Output all the material that follows, exactly as given.

· · · · · · ·

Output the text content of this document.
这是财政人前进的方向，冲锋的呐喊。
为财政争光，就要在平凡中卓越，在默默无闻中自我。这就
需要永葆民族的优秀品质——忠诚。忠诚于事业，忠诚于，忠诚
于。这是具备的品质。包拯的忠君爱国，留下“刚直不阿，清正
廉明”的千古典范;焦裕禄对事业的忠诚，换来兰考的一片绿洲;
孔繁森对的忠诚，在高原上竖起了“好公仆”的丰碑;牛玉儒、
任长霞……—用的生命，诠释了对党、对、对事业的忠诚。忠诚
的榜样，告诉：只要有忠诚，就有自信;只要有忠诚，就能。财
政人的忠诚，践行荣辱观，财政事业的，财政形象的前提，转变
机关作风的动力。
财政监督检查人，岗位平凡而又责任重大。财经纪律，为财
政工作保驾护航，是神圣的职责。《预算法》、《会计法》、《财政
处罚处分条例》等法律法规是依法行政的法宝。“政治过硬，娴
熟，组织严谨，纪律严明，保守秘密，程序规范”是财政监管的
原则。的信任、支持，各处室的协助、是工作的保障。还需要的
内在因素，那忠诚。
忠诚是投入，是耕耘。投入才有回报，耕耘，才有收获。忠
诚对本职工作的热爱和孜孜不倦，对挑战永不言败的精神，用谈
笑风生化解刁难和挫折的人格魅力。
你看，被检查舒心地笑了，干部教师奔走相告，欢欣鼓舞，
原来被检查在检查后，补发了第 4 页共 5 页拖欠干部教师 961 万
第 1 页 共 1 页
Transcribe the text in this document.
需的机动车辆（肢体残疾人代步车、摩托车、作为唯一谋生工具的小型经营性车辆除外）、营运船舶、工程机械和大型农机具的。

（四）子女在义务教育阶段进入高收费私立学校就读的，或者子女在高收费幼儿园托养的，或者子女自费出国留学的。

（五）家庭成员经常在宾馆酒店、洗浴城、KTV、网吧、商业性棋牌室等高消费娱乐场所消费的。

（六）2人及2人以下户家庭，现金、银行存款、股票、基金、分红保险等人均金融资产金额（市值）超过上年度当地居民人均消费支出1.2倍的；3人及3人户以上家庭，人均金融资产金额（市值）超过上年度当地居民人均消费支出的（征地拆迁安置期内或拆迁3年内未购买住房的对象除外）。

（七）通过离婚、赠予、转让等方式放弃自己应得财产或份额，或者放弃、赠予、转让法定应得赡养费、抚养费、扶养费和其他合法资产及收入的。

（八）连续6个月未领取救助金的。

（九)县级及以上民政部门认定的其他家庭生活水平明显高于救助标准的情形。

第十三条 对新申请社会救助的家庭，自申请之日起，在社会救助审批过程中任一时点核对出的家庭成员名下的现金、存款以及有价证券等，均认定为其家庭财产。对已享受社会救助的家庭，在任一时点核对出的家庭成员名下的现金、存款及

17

· · · · · · ·

Final result
Output the text content of this document.
这是财政人前进的方向，冲锋的呐喊。
为财政争光，就要在平凡中卓越，在默默无闻中自我。这就
需要永葆民族的优秀品质——忠诚。忠诚于事业，忠诚于，忠诚
于。这是具备的品质。包拯的忠君爱国，留下“刚直不阿，清正
廉明”的千古典范;焦裕禄对事业的忠诚，换来兰考的一片绿洲;
孔繁森对的忠诚，在高原上竖起了“好公仆”的丰碑;牛玉儒、
任长霞……—用的生命，诠释了对党、对、对事业的忠诚。忠诚
的榜样，告诉：只要有忠诚，就有自信;只要有忠诚，就能。财
政人的忠诚，践行荣辱观，财政事业的，财政形象的前提，转变
机关作风的动力。
财政监督检查人，岗位平凡而又责任重大。财经纪律，为财
政工作保驾护航，是神圣的职责。《预算法》、《会计法》、《财政
处罚处分条例》等法律法规是依法行政的法宝。“政治过硬，娴
熟，组织严谨，纪律严明，保守秘密，程序规范”是财政监管的
原则。的信任、支持，各处室的协助、是工作的保障。还需要的
内在因素，那忠诚。
忠诚是投入，是耕耘。投入才有回报，耕耘，才有收获。忠
诚对本职工作的热爱和孜孜不倦，对挑战永不言败的精神，用谈
笑风生化解刁难和挫折的人格魅力。
你看，被检查舒心地笑了，干部教师奔走相告，欢欣鼓舞，
原来被检查在检查后，补发了第 4 页共 5 页拖欠干部教师 961 万
第 1 页 共 1 页
Transcribe the text in this document.
需的机动车辆（肢体残疾人代步车、摩托车、作为唯一谋生工具的小型经营性车辆除外）、营运船舶、工程机械和大型农机具的。

（四）子女在义务教育阶段进入高收费私立学校就读的，或者子女在高收费幼儿园托养的，或者子女自费出国留学的。

（五）家庭成员经常在宾馆酒店、洗浴城、KTV、网吧、商业性棋牌室等高消费娱乐场所消费的。

（六）2人及2人以下户家庭，现金、银行存款、股票、基金、分红保险等人均金融资产金额（市值）超过上年度当地居民人均消费支出1.2倍的；3人及3人户以上家庭，人均金融资产金额（市值）超过上年度当地居民人均消费支出的（征地拆迁安置期内或拆迁3年内未购买住房的对象除外）。

（七）通过离婚、赠予、转让等方式放弃自己应得财产或份额，或者放弃、赠予、转让法定应得赡养费、抚养费、扶养费和其他合法资产及收入的。

（八）连续6个月未领取救助金的。

（九)县级及以上民政部门认定的其他家庭生活水平明显高于救助标准的情形。

第十三条 对新申请社会救助的家庭，自申请之日起，在社会救助审批过程中任一时点核对出的家庭成员名下的现金、存款以及有价证券等，均认定为其家庭财产。对已享受社会救助的家庭，在任一时点核对出的家庭成员名下的现金、存款及

17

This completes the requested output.